▶ Direction: Convert the records into a JSON list of strings with one string per line, leaving out blank lines. Include every line from all of the records.

[Source records]
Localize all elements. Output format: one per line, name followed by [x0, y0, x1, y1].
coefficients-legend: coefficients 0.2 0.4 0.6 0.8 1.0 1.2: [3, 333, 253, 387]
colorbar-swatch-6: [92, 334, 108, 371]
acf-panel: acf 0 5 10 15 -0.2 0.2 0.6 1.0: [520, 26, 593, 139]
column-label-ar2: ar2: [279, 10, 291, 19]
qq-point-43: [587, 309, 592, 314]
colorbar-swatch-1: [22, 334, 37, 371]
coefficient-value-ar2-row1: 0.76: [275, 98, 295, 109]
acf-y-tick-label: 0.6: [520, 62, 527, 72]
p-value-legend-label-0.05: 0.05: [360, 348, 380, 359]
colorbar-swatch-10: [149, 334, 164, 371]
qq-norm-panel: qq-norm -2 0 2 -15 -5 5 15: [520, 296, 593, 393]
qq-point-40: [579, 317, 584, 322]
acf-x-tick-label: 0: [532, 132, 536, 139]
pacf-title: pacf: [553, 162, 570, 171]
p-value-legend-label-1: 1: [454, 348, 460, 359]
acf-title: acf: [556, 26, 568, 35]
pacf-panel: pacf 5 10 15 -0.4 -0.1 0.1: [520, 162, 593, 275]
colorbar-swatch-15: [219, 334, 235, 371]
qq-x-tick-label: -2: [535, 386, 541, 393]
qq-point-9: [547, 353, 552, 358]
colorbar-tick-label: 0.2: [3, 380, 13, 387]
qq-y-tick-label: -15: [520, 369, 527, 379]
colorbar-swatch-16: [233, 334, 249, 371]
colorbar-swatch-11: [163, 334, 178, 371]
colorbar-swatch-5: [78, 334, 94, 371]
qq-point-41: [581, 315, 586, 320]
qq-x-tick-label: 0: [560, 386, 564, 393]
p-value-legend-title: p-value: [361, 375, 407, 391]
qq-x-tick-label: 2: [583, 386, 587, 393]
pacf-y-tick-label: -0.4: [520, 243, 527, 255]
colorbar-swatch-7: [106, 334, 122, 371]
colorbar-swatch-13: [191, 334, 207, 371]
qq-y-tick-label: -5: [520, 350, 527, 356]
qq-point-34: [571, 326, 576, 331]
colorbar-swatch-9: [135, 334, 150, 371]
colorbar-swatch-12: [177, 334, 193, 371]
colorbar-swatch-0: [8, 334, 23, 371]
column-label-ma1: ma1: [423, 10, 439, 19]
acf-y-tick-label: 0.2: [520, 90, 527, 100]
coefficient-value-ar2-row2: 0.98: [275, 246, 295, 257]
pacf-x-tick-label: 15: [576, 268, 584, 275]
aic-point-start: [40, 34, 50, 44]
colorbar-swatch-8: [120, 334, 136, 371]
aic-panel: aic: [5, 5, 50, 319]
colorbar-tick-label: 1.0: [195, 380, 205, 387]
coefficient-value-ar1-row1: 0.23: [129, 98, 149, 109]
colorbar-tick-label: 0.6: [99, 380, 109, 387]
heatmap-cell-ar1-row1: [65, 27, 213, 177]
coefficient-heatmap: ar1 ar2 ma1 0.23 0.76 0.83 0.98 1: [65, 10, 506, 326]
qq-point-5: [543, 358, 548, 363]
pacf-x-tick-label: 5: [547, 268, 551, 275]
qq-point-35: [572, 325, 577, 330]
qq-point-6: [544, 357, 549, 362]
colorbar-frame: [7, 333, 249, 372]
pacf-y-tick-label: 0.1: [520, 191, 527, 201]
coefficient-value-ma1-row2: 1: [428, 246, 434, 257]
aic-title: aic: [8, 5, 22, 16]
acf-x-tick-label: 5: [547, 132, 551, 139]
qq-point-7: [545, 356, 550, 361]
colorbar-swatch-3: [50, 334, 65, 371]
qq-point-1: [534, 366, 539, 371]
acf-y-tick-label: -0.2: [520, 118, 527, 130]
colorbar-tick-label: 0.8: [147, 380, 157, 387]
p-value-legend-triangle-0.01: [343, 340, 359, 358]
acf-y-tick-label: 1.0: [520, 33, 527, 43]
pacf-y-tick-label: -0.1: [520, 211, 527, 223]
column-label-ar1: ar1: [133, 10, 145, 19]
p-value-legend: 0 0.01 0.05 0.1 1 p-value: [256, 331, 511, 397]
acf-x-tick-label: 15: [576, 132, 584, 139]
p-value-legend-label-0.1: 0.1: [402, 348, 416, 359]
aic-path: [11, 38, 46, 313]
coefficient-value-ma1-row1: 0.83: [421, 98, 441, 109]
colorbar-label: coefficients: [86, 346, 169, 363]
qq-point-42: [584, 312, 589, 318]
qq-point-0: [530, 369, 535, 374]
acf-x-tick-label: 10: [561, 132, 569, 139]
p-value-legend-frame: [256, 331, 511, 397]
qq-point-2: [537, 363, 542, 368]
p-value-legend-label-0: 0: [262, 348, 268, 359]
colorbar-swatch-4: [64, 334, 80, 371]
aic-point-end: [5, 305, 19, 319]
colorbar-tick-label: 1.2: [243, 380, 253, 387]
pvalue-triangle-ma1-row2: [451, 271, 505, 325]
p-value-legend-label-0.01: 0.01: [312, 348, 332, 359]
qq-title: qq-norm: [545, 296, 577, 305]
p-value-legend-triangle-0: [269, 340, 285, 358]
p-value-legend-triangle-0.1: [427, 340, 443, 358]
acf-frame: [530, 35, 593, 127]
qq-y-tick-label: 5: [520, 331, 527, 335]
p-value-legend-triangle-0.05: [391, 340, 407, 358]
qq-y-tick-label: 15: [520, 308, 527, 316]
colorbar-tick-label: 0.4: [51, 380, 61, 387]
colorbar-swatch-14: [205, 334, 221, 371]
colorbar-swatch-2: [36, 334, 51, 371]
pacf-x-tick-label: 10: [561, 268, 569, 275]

▶ Problem solution:
[
  "Localize all elements. Output format: one per line, name followed by [x0, y0, x1, y1].",
  "coefficients-legend: coefficients 0.2 0.4 0.6 0.8 1.0 1.2: [3, 333, 253, 387]",
  "colorbar-swatch-6: [92, 334, 108, 371]",
  "acf-panel: acf 0 5 10 15 -0.2 0.2 0.6 1.0: [520, 26, 593, 139]",
  "column-label-ar2: ar2: [279, 10, 291, 19]",
  "qq-point-43: [587, 309, 592, 314]",
  "colorbar-swatch-1: [22, 334, 37, 371]",
  "coefficient-value-ar2-row1: 0.76: [275, 98, 295, 109]",
  "acf-y-tick-label: 0.6: [520, 62, 527, 72]",
  "p-value-legend-label-0.05: 0.05: [360, 348, 380, 359]",
  "colorbar-swatch-10: [149, 334, 164, 371]",
  "qq-norm-panel: qq-norm -2 0 2 -15 -5 5 15: [520, 296, 593, 393]",
  "qq-point-40: [579, 317, 584, 322]",
  "acf-x-tick-label: 0: [532, 132, 536, 139]",
  "pacf-title: pacf: [553, 162, 570, 171]",
  "p-value-legend-label-1: 1: [454, 348, 460, 359]",
  "acf-title: acf: [556, 26, 568, 35]",
  "pacf-panel: pacf 5 10 15 -0.4 -0.1 0.1: [520, 162, 593, 275]",
  "colorbar-swatch-15: [219, 334, 235, 371]",
  "qq-x-tick-label: -2: [535, 386, 541, 393]",
  "qq-point-9: [547, 353, 552, 358]",
  "colorbar-tick-label: 0.2: [3, 380, 13, 387]",
  "qq-y-tick-label: -15: [520, 369, 527, 379]",
  "colorbar-swatch-16: [233, 334, 249, 371]",
  "colorbar-swatch-11: [163, 334, 178, 371]",
  "colorbar-swatch-5: [78, 334, 94, 371]",
  "qq-point-41: [581, 315, 586, 320]",
  "qq-x-tick-label: 0: [560, 386, 564, 393]",
  "p-value-legend-title: p-value: [361, 375, 407, 391]",
  "qq-x-tick-label: 2: [583, 386, 587, 393]",
  "pacf-y-tick-label: -0.4: [520, 243, 527, 255]",
  "colorbar-swatch-7: [106, 334, 122, 371]",
  "colorbar-swatch-13: [191, 334, 207, 371]",
  "qq-y-tick-label: -5: [520, 350, 527, 356]",
  "qq-point-34: [571, 326, 576, 331]",
  "colorbar-swatch-9: [135, 334, 150, 371]",
  "colorbar-swatch-12: [177, 334, 193, 371]",
  "colorbar-swatch-0: [8, 334, 23, 371]",
  "column-label-ma1: ma1: [423, 10, 439, 19]",
  "acf-y-tick-label: 0.2: [520, 90, 527, 100]",
  "coefficient-value-ar2-row2: 0.98: [275, 246, 295, 257]",
  "pacf-x-tick-label: 15: [576, 268, 584, 275]",
  "aic-point-start: [40, 34, 50, 44]",
  "colorbar-swatch-8: [120, 334, 136, 371]",
  "aic-panel: aic: [5, 5, 50, 319]",
  "colorbar-tick-label: 1.0: [195, 380, 205, 387]",
  "coefficient-value-ar1-row1: 0.23: [129, 98, 149, 109]",
  "colorbar-tick-label: 0.6: [99, 380, 109, 387]",
  "heatmap-cell-ar1-row1: [65, 27, 213, 177]",
  "coefficient-heatmap: ar1 ar2 ma1 0.23 0.76 0.83 0.98 1: [65, 10, 506, 326]",
  "qq-point-5: [543, 358, 548, 363]",
  "pacf-x-tick-label: 5: [547, 268, 551, 275]",
  "qq-point-35: [572, 325, 577, 330]",
  "qq-point-6: [544, 357, 549, 362]",
  "colorbar-frame: [7, 333, 249, 372]",
  "pacf-y-tick-label: 0.1: [520, 191, 527, 201]",
  "coefficient-value-ma1-row2: 1: [428, 246, 434, 257]",
  "aic-title: aic: [8, 5, 22, 16]",
  "acf-x-tick-label: 5: [547, 132, 551, 139]",
  "qq-point-7: [545, 356, 550, 361]",
  "colorbar-swatch-3: [50, 334, 65, 371]",
  "qq-point-1: [534, 366, 539, 371]",
  "acf-y-tick-label: -0.2: [520, 118, 527, 130]",
  "colorbar-tick-label: 0.8: [147, 380, 157, 387]",
  "p-value-legend-triangle-0.01: [343, 340, 359, 358]",
  "acf-y-tick-label: 1.0: [520, 33, 527, 43]",
  "pacf-y-tick-label: -0.1: [520, 211, 527, 223]",
  "column-label-ar1: ar1: [133, 10, 145, 19]",
  "p-value-legend: 0 0.01 0.05 0.1 1 p-value: [256, 331, 511, 397]",
  "acf-x-tick-label: 15: [576, 132, 584, 139]",
  "p-value-legend-label-0.1: 0.1: [402, 348, 416, 359]",
  "aic-path: [11, 38, 46, 313]",
  "coefficient-value-ma1-row1: 0.83: [421, 98, 441, 109]",
  "colorbar-label: coefficients: [86, 346, 169, 363]",
  "qq-point-42: [584, 312, 589, 318]",
  "qq-point-0: [530, 369, 535, 374]",
  "acf-x-tick-label: 10: [561, 132, 569, 139]",
  "p-value-legend-frame: [256, 331, 511, 397]",
  "qq-point-2: [537, 363, 542, 368]",
  "p-value-legend-label-0: 0: [262, 348, 268, 359]",
  "colorbar-swatch-4: [64, 334, 80, 371]",
  "aic-point-end: [5, 305, 19, 319]",
  "colorbar-tick-label: 1.2: [243, 380, 253, 387]",
  "pvalue-triangle-ma1-row2: [451, 271, 505, 325]",
  "p-value-legend-label-0.01: 0.01: [312, 348, 332, 359]",
  "qq-title: qq-norm: [545, 296, 577, 305]",
  "p-value-legend-triangle-0: [269, 340, 285, 358]",
  "p-value-legend-triangle-0.1: [427, 340, 443, 358]",
  "acf-frame: [530, 35, 593, 127]",
  "qq-y-tick-label: 5: [520, 331, 527, 335]",
  "p-value-legend-triangle-0.05: [391, 340, 407, 358]",
  "qq-y-tick-label: 15: [520, 308, 527, 316]",
  "colorbar-tick-label: 0.4: [51, 380, 61, 387]",
  "colorbar-swatch-14: [205, 334, 221, 371]",
  "colorbar-swatch-2: [36, 334, 51, 371]",
  "pacf-x-tick-label: 10: [561, 268, 569, 275]"
]